- **GIVEN REQUEST**: Print the listing below exactly.
<<<<
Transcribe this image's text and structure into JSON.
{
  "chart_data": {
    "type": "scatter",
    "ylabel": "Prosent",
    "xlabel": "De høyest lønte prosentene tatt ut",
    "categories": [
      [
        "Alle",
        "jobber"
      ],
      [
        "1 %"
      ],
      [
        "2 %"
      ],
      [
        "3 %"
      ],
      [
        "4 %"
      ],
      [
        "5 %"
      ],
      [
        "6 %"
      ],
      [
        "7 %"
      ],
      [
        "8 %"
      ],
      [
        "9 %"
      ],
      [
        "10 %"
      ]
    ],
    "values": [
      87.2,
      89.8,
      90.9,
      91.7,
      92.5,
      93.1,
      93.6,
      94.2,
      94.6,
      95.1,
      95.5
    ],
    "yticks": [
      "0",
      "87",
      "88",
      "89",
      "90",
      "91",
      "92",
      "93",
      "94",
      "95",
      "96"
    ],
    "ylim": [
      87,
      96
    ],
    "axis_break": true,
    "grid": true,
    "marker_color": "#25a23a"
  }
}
>>>>
- **COMPLETE ANSWER**:
Transcribe this image's text and structure into JSON.
{
  "chart_data": {
    "type": "scatter",
    "ylabel": "Prosent",
    "xlabel": "De høyest lønte prosentene tatt ut",
    "categories": [
      [
        "Alle",
        "jobber"
      ],
      [
        "1 %"
      ],
      [
        "2 %"
      ],
      [
        "3 %"
      ],
      [
        "4 %"
      ],
      [
        "5 %"
      ],
      [
        "6 %"
      ],
      [
        "7 %"
      ],
      [
        "8 %"
      ],
      [
        "9 %"
      ],
      [
        "10 %"
      ]
    ],
    "values": [
      87.2,
      89.8,
      90.9,
      91.7,
      92.5,
      93.1,
      93.6,
      94.2,
      94.6,
      95.1,
      95.5
    ],
    "yticks": [
      "0",
      "87",
      "88",
      "89",
      "90",
      "91",
      "92",
      "93",
      "94",
      "95",
      "96"
    ],
    "ylim": [
      87,
      96
    ],
    "axis_break": true,
    "grid": true,
    "marker_color": "#25a23a"
  }
}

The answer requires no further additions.